WHAT THE EXERCISE ASKS:
Work through the material below line by line and say how many lines include the word "accountant". Only the number, please.

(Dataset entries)
************
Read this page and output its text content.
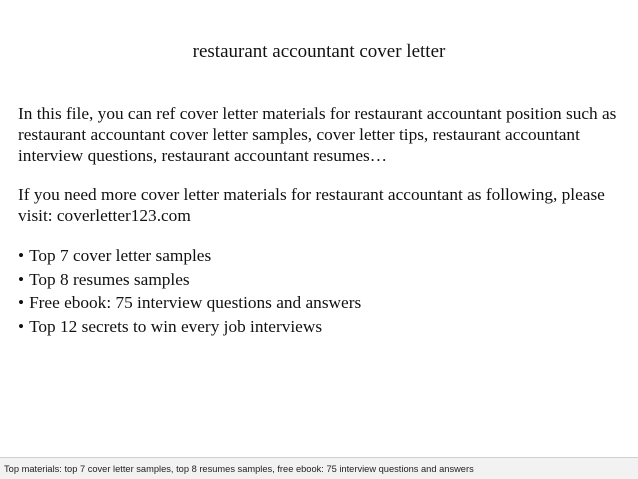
restaurant accountant cover letter

In this file, you can ref cover letter materials for restaurant accountant position such as restaurant accountant cover letter samples, cover letter tips, restaurant accountant interview questions, restaurant accountant resumes…

If you need more cover letter materials for restaurant accountant as following, please visit: coverletter123.com

• Top 7 cover letter samples
• Top 8 resumes samples
• Free ebook: 75 interview questions and answers
• Top 12 secrets to win every job interviews
Top materials: top 7 cover letter samples, top 8 resumes samples, free ebook: 75 interview questions and answers
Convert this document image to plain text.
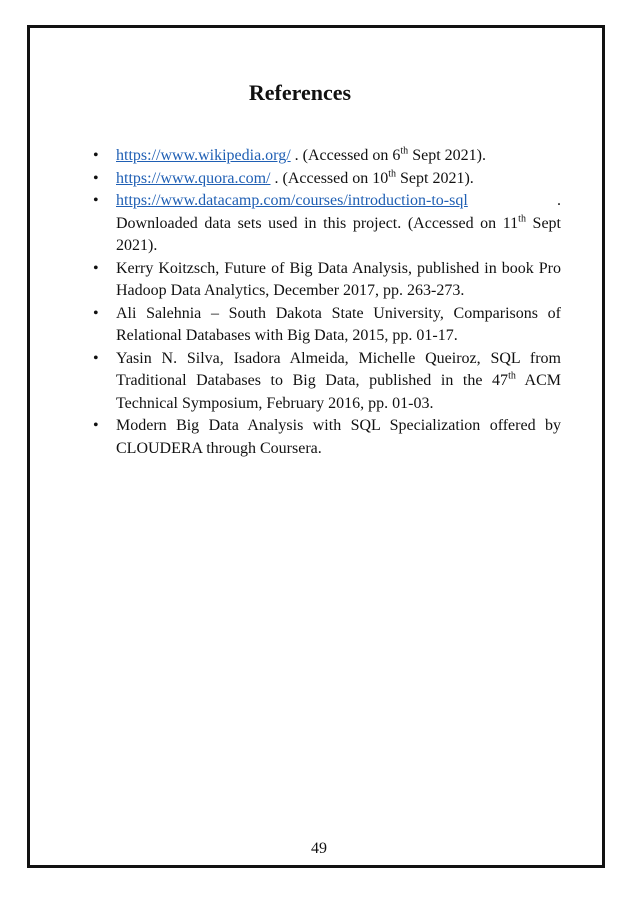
References
• https://www.wikipedia.org/ . (Accessed on 6th Sept 2021).
• https://www.quora.com/ . (Accessed on 10th Sept 2021).
• https://www.datacamp.com/courses/introduction-to-sql	. Downloaded data sets used in this project. (Accessed on 11th Sept 2021).
• Kerry Koitzsch, Future of Big Data Analysis, published in book Pro Hadoop Data Analytics, December 2017, pp. 263-273.
• Ali Salehnia – South Dakota State University, Comparisons of Relational Databases with Big Data, 2015, pp. 01-17.
• Yasin N. Silva, Isadora Almeida, Michelle Queiroz, SQL from Traditional Databases to Big Data, published in the 47th ACM Technical Symposium, February 2016, pp. 01-03.
• Modern Big Data Analysis with SQL Specialization offered by CLOUDERA through Coursera.
49
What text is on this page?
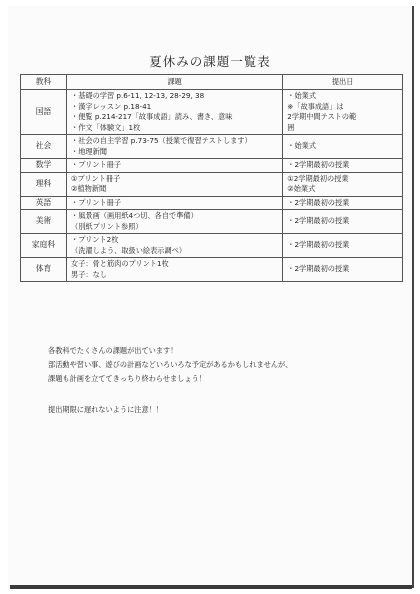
夏休みの課題一覧表
教科	課題	提出日
国語	・基礎の学習 p.6-11, 12-13, 28-29, 38
・漢字レッスン p.18-41
・便覧 p.214-217「故事成語」読み、書き、意味
・作文「体験文」1枚	・始業式
※「故事成語」は
2学期中間テストの範
囲

社会	・社会の自主学習 p.73-75（授業で復習テストします）
・地理新聞	・始業式

数学	・プリント冊子	・2学期最初の授業

理科	①プリント冊子
②植物新聞	①2学期最初の授業
②始業式

英語	・プリント冊子	・2学期最初の授業

美術	・風景画（画用紙4つ切、各自で準備）
（別紙プリント参照）	・2学期最初の授業

家庭科	・プリント2枚
（洗濯しよう、取扱い絵表示調べ）	・2学期最初の授業

体育	女子：骨と筋肉のプリント1枚
男子：なし	・2学期最初の授業

各教科でたくさんの課題が出ています！

部活動や習い事、遊びの計画などいろいろな予定があるかもしれませんが、

課題も計画を立ててきっちり終わらせましょう！

提出期限に遅れないように注意！！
************
ANSWER BELOW:
3